**Data listing:**
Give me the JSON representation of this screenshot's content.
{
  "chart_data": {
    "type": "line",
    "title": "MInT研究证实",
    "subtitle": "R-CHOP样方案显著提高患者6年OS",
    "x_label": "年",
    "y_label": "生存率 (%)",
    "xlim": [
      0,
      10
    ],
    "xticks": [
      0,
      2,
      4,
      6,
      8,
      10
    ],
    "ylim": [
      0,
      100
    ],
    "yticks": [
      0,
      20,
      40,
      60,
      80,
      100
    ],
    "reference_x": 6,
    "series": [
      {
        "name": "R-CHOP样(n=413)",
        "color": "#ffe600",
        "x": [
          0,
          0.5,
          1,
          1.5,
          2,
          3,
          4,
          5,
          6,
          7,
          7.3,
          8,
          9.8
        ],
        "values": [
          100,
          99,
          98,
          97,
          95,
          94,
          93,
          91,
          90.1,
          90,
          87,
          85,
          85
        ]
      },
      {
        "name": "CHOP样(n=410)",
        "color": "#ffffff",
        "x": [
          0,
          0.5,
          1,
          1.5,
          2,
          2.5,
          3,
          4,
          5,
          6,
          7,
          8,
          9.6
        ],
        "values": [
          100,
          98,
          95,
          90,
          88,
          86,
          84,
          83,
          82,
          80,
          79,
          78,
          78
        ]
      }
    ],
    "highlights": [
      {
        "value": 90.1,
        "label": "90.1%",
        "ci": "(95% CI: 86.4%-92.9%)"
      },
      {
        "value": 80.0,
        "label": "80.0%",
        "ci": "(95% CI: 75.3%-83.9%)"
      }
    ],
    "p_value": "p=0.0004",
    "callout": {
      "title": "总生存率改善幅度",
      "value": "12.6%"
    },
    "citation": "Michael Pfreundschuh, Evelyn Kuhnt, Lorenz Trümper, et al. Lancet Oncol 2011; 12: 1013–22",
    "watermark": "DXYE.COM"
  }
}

--

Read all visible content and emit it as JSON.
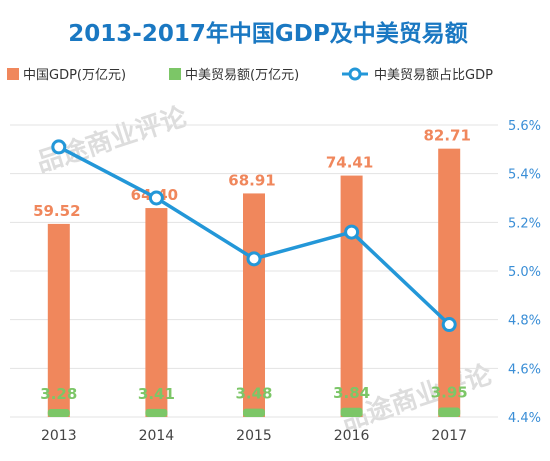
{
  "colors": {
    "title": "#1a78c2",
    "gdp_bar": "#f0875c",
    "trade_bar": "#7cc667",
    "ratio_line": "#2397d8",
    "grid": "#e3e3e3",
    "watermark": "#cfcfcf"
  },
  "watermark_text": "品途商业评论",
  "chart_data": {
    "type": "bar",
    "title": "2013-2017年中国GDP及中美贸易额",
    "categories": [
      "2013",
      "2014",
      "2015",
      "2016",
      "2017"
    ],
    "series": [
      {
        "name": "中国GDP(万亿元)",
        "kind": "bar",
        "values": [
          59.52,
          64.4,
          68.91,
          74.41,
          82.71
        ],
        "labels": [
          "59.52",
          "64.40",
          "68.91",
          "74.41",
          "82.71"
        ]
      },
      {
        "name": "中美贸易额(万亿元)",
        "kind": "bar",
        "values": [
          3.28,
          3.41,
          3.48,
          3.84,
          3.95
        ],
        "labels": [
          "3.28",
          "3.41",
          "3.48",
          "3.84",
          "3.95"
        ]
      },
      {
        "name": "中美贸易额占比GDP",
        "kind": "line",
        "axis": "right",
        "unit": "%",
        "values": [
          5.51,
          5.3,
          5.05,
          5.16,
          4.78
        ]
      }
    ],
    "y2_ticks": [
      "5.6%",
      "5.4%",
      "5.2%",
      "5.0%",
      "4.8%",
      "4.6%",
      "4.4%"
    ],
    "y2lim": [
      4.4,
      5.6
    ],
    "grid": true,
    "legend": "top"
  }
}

**Written request:** Find the lines above that contain the word "JSON" and collect them.

**Complete output:**
Give me the JSON representation of this screenshot's content.
Read all visible content and emit it as JSON.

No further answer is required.